### [TASK REQUIREMENTS]
Carry on the passage about college reading from its final sentence, keeping its voice.

### [DOCUMENT EXTRACT]
------------------------------------------------------------------------

Bridging the Background Gap: Start With Main Ideas

Students come to college awfully detail-driven, and yet you must quickly understand that reading in college has to begin with a basic understanding of the main ideas first, before you attempt to digest (god forbid rote memorize) the details. Therefore you must enter the text at the level of understanding that your background allows. If you have a poor background in biology, for example, you may be utterly lost in a college biology text. I'd suggest getting a high school text to start with, so that you can bridge the gap between what you know and what you're expected to comprehend in college. We aren't always ready to read everything we're told to read. I remember how I feel every year when I get the new forms from the IRS! Talk about an unfriendly text! Setting Purposes: On Your Own

The biggest challenge of reading is that for the most part, the academic reading most students have done has been guided by other peoples' purposes; i. e. to read for the end of chapter questions, to fill in a teacher-made worksheet or study guide, and/or to read for details, such as terms and their definitions. Now here you are in college, where teachers require an expensive 400-page, dense text, and all they really tell you is that the test is in five weeks and that you need to know everything. The challenge for students and teachers of students is to understand that students must use their backgrounds of experience, cues from their lecture notes and other teacher-provided information that is no doubt not a worksheet, to infer what may be the important information to read for and understand first. In other words, you must develop self-reliance as college readers. Gone are the days of worksheets!

------------------------------------------------------------------------

(Stored entries)

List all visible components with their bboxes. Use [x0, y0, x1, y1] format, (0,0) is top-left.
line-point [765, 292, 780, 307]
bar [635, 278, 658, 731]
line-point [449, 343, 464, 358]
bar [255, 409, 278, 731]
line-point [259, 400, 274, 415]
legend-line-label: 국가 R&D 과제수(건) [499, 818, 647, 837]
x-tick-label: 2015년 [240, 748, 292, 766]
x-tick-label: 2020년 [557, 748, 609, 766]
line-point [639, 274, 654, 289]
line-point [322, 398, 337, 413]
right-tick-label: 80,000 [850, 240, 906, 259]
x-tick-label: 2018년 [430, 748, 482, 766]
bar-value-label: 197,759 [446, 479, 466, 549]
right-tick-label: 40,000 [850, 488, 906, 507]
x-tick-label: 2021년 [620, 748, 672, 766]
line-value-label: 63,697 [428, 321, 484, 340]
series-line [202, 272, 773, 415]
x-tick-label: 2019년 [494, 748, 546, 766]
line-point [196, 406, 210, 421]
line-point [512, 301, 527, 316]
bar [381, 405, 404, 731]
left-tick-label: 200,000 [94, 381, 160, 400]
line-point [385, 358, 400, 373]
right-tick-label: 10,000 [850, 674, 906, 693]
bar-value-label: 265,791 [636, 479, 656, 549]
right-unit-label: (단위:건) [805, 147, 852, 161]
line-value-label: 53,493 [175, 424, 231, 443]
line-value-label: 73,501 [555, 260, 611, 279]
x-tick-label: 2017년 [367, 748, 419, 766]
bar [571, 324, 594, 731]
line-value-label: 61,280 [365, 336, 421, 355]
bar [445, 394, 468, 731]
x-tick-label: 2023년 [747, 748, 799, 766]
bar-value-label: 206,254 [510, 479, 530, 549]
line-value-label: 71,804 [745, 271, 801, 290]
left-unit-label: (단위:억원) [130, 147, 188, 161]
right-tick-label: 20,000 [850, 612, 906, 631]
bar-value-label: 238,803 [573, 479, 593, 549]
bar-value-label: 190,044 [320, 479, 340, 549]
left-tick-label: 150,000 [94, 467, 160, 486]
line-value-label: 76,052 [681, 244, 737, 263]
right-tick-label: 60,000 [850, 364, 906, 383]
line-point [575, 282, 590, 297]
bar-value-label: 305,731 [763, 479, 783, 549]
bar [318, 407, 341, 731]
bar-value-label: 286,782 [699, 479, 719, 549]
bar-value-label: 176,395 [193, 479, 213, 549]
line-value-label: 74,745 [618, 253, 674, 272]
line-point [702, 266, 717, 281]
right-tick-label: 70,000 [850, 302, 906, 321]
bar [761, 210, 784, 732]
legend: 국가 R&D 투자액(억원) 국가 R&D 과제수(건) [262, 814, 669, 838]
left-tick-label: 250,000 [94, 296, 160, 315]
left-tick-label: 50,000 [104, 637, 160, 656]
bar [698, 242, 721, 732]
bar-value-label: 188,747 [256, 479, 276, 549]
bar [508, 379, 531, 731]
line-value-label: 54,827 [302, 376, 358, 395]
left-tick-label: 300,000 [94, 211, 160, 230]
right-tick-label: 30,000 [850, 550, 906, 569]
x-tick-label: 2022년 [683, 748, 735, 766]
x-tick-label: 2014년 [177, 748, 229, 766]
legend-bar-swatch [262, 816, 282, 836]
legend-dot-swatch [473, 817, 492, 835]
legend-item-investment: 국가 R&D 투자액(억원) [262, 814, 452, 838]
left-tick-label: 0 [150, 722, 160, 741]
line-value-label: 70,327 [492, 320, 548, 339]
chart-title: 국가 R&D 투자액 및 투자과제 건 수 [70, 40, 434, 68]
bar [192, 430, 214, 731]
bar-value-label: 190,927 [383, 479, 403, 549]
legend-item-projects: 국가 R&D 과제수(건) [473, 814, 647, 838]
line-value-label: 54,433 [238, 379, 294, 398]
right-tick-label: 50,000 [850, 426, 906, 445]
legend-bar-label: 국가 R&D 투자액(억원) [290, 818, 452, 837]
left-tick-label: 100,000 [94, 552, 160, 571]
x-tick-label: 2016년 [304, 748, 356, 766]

------------------------------------------------------------------------

### [WRITTEN ANSWER]
I often tell students that the closest thing to a study guide for the text in college is a very good noteset from lecture. Students should also seek out others who have had their particular instructors to get a sense of what the instructors value and stress. Reading is not always an individual task. Students eventually discover that college tests come from a mysterious blend of teacher-talk and assigned reading, and while the instructors understand how the sources link, the students may not see the connections and it is the work that they do to reconcile the notes with the readings that will ultimately result in making sense out of the material!! A favorite reading theorist of mine, Frank Smith, is right on when he advises to make understanding the main ideas a first priority, and if comprehension is good, memory takes care of itself.

To work on reading self-reliance, I offer the following exercise, the point of which is that students possess their own solutions to their reading problems, you just have to be versatile and strategic, and to forget about high school reading practices!

Directions: Students should work with partners or small groups to brainstorm solutions to these inevitable reading problems. Then, as a group, discuss the ideas that you come up with.


Problem On The PageSolutions
1. Stupid vocabulary1.
2. Too long to read in one setting2.
3. No headings and subheadings3.
4. No diagrams or pictures4.
5. Lofty language5.
6. No summary6.
7. Main ideas embedded and obscure7.
8. Loads of footnotes8.
9. Print is too small9.
10. Other10.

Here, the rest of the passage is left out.